··· TEXT EXTRACT ···

The ideological crusading of three cable news channels is conquering the news industry, much as Amazon is conquering retail stores. The fuel for this crusade is provided by marketing and money. If by chance you’ve been unwise enough to spend your career in marketing / advertising and haven’t made a lot of money at it, you might ruefully recognize how powerful marketing and money are. What’s worse, you’re like me.
Here’s a small suggestion for tempering general political hatred. It’s just a matter of names, but it might help.
Let’s start by dismissing the names Republican and Democrat. They’ve both become anachronisms.
The old Republican Party was the party of Abraham Lincoln, Theodore Roosevelt, and only 44 years ago some brave senators responsible for getting core civil rights legislation passed over the absolute opposition of Dixiecrats, including Al Gore’s father, who threw a filibustering fit. Republicans’ current devotion to civic justice is manifested by their fondness for cheap labor (which is why some of them remain quietly conflicted on enforcement of immigration law) and the defense of big money in various encampments.
The Democratic Party of well-intended idealism — the party of Harry Truman, Jack Kennedy, Sam Ervin, and Eugene McCarthy — has morphed into something that would shout down those four or any other principled traditional liberal whose reincarnation wandered into one of their fury fests. The party’s primary remaining fight for justice demands the cushy early retirement of the over-populated armies of government paycheck cashers and the continuing mass importation of indentured voters. Although this assimilation of voters takes time, the urgency for the party to maintain a stream of new voters is great, since so many citizens who are outside the public sector or have an identity not favored by Democrats no longer trust them.
Hey, at least Chamber of Commerce-type Republicans and almost all Democrats have something in common now: taking advantage of desperate immigrants.
That leaves us with conservatives and liberals. (To paraphrase a wisecrack in a Salinger novel: No quotation marks. I’ll spare you that.)
Let’s dump those terms too. Contemporary conservatives have too often pushed policies that do not conserve assets — economically, diplomatically, or in realistic military commitment. Liberals keep getting more dogmatically illiberal, bullying especially on campuses to silence the occasional heretic and now even going Lester Maddox in restaurants. Furious calls for political mob violence don’t seem entirely harmonious with traditional liberalism.

··· DATA LISTING ···

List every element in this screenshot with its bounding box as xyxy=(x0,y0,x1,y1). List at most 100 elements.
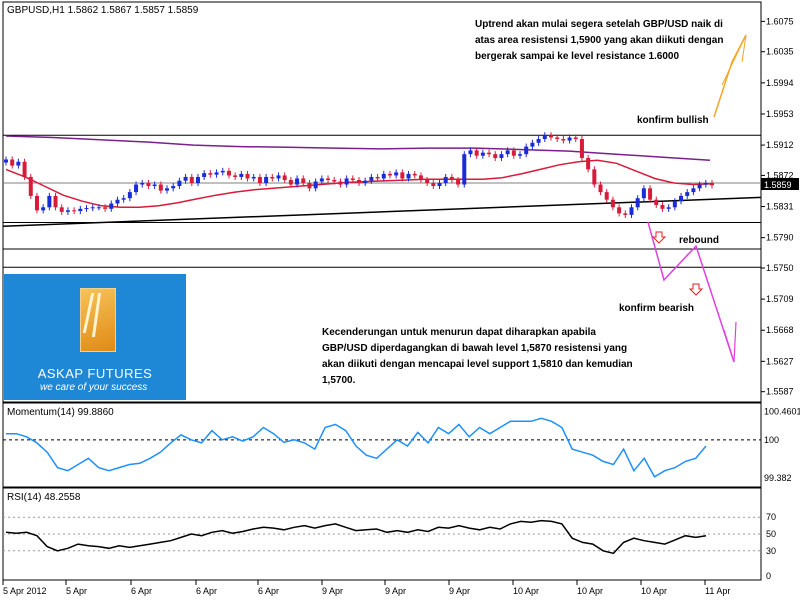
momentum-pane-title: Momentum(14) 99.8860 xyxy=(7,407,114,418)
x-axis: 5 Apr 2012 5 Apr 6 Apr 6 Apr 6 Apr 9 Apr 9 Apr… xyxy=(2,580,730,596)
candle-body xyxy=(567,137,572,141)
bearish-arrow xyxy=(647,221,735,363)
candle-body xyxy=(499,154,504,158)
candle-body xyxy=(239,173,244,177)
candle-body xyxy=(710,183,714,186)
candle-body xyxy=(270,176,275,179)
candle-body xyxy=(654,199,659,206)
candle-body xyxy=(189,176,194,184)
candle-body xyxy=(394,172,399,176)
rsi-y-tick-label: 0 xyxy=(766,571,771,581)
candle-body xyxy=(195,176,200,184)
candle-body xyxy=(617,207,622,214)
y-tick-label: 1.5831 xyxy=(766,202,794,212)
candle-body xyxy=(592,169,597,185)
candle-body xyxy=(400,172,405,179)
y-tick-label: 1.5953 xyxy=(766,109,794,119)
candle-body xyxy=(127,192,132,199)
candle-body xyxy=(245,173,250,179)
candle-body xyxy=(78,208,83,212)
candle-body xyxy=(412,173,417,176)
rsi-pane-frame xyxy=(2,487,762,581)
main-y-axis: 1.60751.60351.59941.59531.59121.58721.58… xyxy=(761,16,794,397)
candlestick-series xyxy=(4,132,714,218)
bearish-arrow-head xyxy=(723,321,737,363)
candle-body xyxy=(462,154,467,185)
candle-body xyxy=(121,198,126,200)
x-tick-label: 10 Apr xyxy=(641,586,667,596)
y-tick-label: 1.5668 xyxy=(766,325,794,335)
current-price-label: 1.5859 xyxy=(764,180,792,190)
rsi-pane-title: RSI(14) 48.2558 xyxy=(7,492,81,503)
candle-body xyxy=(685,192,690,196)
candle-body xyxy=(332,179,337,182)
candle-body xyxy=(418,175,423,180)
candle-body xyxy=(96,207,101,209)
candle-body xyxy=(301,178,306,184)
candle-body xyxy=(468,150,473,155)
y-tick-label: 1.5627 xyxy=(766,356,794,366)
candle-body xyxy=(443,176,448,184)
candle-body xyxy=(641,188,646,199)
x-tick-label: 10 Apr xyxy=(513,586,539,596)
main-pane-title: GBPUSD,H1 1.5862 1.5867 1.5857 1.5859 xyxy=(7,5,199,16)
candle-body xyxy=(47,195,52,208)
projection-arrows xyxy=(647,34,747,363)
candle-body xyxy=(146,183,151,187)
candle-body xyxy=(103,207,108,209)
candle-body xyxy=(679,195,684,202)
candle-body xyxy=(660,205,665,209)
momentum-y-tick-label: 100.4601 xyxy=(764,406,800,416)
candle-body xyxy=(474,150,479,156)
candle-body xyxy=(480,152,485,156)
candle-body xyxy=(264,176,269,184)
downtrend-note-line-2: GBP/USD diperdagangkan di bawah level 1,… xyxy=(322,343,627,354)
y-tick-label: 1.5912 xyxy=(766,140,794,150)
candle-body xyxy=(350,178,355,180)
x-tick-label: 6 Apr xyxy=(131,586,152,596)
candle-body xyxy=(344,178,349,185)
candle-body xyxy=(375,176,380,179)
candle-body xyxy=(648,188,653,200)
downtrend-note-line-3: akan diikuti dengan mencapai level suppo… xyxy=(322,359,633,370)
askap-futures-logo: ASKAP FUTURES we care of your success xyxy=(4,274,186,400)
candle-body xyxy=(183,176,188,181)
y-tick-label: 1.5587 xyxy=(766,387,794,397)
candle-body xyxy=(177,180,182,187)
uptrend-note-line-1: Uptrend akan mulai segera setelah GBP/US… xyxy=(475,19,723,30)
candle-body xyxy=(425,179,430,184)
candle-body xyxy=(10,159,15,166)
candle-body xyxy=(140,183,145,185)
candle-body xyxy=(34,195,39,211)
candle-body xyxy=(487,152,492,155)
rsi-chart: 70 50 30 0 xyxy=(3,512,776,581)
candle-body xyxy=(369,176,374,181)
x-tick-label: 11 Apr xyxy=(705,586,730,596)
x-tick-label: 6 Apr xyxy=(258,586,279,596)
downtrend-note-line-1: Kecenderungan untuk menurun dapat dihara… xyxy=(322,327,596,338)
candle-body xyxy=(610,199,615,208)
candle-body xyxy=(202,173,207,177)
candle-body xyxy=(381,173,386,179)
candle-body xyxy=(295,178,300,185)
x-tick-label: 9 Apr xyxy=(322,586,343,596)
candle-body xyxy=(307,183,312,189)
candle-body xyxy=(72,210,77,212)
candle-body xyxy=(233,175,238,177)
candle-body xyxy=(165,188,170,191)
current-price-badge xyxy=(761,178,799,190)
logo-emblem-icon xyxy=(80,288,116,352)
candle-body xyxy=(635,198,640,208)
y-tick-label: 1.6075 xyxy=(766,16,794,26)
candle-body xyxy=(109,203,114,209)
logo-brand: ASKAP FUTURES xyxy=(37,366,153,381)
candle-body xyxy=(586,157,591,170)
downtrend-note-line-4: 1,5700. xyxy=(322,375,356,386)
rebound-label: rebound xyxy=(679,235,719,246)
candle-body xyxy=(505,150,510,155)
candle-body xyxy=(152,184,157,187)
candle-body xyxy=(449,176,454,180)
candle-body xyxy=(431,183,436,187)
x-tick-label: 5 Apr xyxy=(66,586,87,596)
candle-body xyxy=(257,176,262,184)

···

▸ **EXERCISE SET**:
• 1. Collect every line in the entries that contains the string "title" and copy each one out. Case counts.
• 2. Write what comes next in the essay on dropping old political party labels, picking up right after its final sentence.

▸ **TASK ANSWERS**:
• 1.
momentum-pane-title: Momentum(14) 99.8860 xyxy=(7,407,114,418)
rsi-pane-title: RSI(14) 48.2558 xyxy=(7,492,81,503)
main-pane-title: GBPUSD,H1 1.5862 1.5867 1.5857 1.5859 xyxy=(7,5,199,16)

• 2.
Since both parties have degenerated into nasty bands of K Street conduits and special pleading, let’s stop focusing on Republicans and Democrats. Let’s also move away from the terms conservative and liberal. How about new terms — new teams, if you need a team?
Jeffersonians and Hamiltonians.
This might provide several civic benefits:
- Thomas Jefferson and Alexander Hamilton are often identified by historians and political theorists as polar representatives of American democracy: Jefferson, decentralized government; Hamilton, strong federal authority. Though there is truth to this identification, the policies and philosophies of these great men are considerably more complicated than that. But even those complications have value.
- The primary complication, of course, was slavery. Jefferson recognized the moral evil of slavery but was himself a slaveholder and almost certainly the father of a child of one of his slaves. Hamilton was ideologically an abolitionist but his own family’s economy and his political positions on slavery were not quite as uplifting and ovation-worthy as a hit Broadway show. Sounds like a cautionary precursor of our latter conflicts on race and social order, doesn’t it?
- You know people who are absolutely certain of the rightness of their political beliefs — of being a Republican or a Democrat, a conservative or liberal. How many of them know the nuanced philosophies and politics of Jefferson and Hamilton? Wouldn’t most benefit from a bit of historical education and reflection?
- Yes, the monster hit musical Hamilton, cross-marketing 18th century populism and 21st century hip-hop, is selling out $600 tickets. But couldn’t these well-heeled “progressive” thinkers be encouraged to actually study the history of Hamilton, as opposed to acquiring their understanding of American history and politics from show business and cable TV? Re-identifying political preferences as “Jeffersonian and Hamiltonian” might encourage partisans to read and think, rather than just stare at Fox or MSNBC and wave signs.
- How many admirers of Jefferson understand what his great biographer Christopher Hitchens grasped: After noting that Jefferson effectively designed America, or “authored” it, Hitchens added: “Jefferson did not embody contradiction. Jefferson was a contradiction . . . .”
- So, before reflexively cheering for one’s home team or expressing hatred for the other team, those in the Jeffersonian-vs.-Hamiltonian debate might be encouraged to read, think, decide for themselves, re-examine their own assumptions and beliefs. Wouldn’t that be interesting? Maybe even less hateful?